Written task:
Below is a listing to write out in full, exactly as given, without its pictures.

Data to process:
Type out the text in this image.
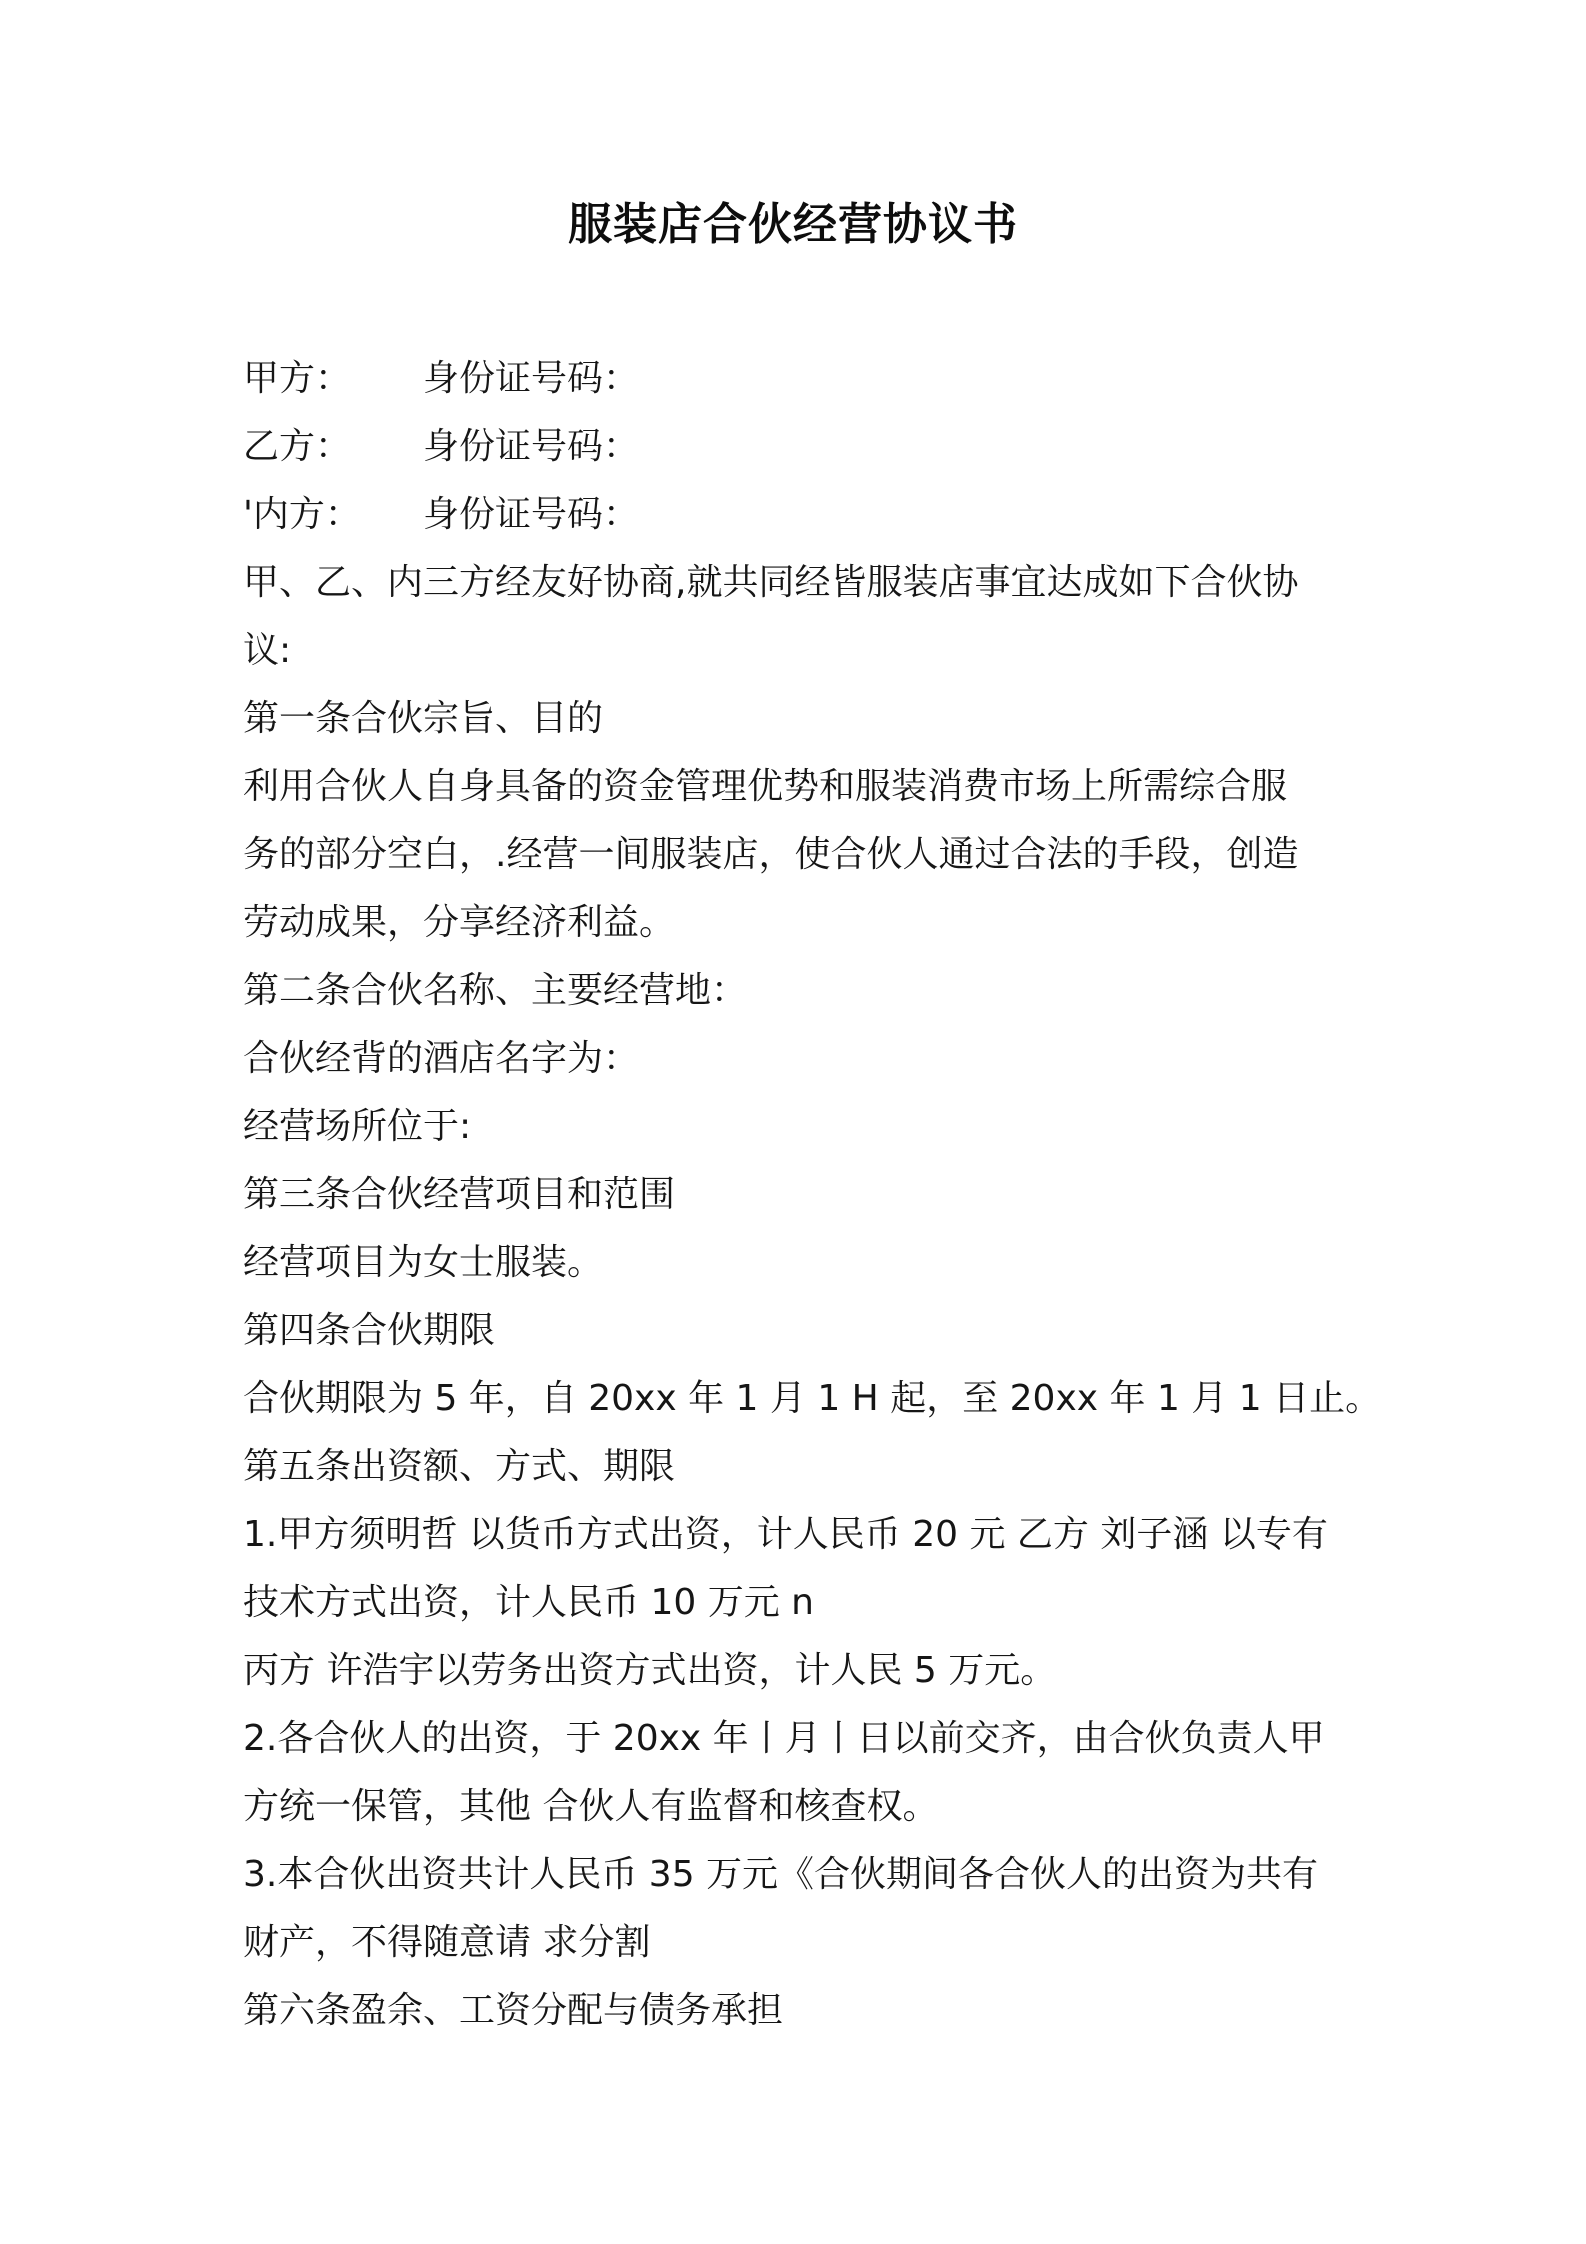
服装店合伙经营协议书
甲方： 身份证号码：
乙方： 身份证号码：
'内方： 身份证号码：
甲、乙、内三方经友好协商,就共同经皆服装店事宜达成如下合伙协
议:
第一条合伙宗旨、目的
利用合伙人自身具备的资金管理优势和服装消费市场上所需综合服
务的部分空白，.经营一间服装店，使合伙人通过合法的手段，创造
劳动成果，分享经济利益。
第二条合伙名称、主要经营地：
合伙经背的酒店名字为：
经营场所位于:
第三条合伙经营项目和范围
经营项目为女士服装。
第四条合伙期限
合伙期限为 5 年，自 20xx 年 1 月 1 H 起，至 20xx 年 1 月 1 日止。
第五条出资额、方式、期限
1.甲方须明哲 以货币方式出资，计人民币 20 元 乙方 刘子涵 以专有
技术方式出资，计人民币 10 万元 n
丙方 许浩宇以劳务出资方式出资，计人民 5 万元。
2.各合伙人的出资，于 20xx 年丨月丨日以前交齐，由合伙负责人甲
方统一保管，其他 合伙人有监督和核查权。
3.本合伙出资共计人民币 35 万元《合伙期间各合伙人的出资为共有
财产，不得随意请 求分割
第六条盈余、工资分配与债务承担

The completed task:
Type out the text in this image.
服装店合伙经营协议书
甲方： 身份证号码：
乙方： 身份证号码：
'内方： 身份证号码：
甲、乙、内三方经友好协商,就共同经皆服装店事宜达成如下合伙协
议:
第一条合伙宗旨、目的
利用合伙人自身具备的资金管理优势和服装消费市场上所需综合服
务的部分空白，.经营一间服装店，使合伙人通过合法的手段，创造
劳动成果，分享经济利益。
第二条合伙名称、主要经营地：
合伙经背的酒店名字为：
经营场所位于:
第三条合伙经营项目和范围
经营项目为女士服装。
第四条合伙期限
合伙期限为 5 年，自 20xx 年 1 月 1 H 起，至 20xx 年 1 月 1 日止。
第五条出资额、方式、期限
1.甲方须明哲 以货币方式出资，计人民币 20 元 乙方 刘子涵 以专有
技术方式出资，计人民币 10 万元 n
丙方 许浩宇以劳务出资方式出资，计人民 5 万元。
2.各合伙人的出资，于 20xx 年丨月丨日以前交齐，由合伙负责人甲
方统一保管，其他 合伙人有监督和核查权。
3.本合伙出资共计人民币 35 万元《合伙期间各合伙人的出资为共有
财产，不得随意请 求分割
第六条盈余、工资分配与债务承担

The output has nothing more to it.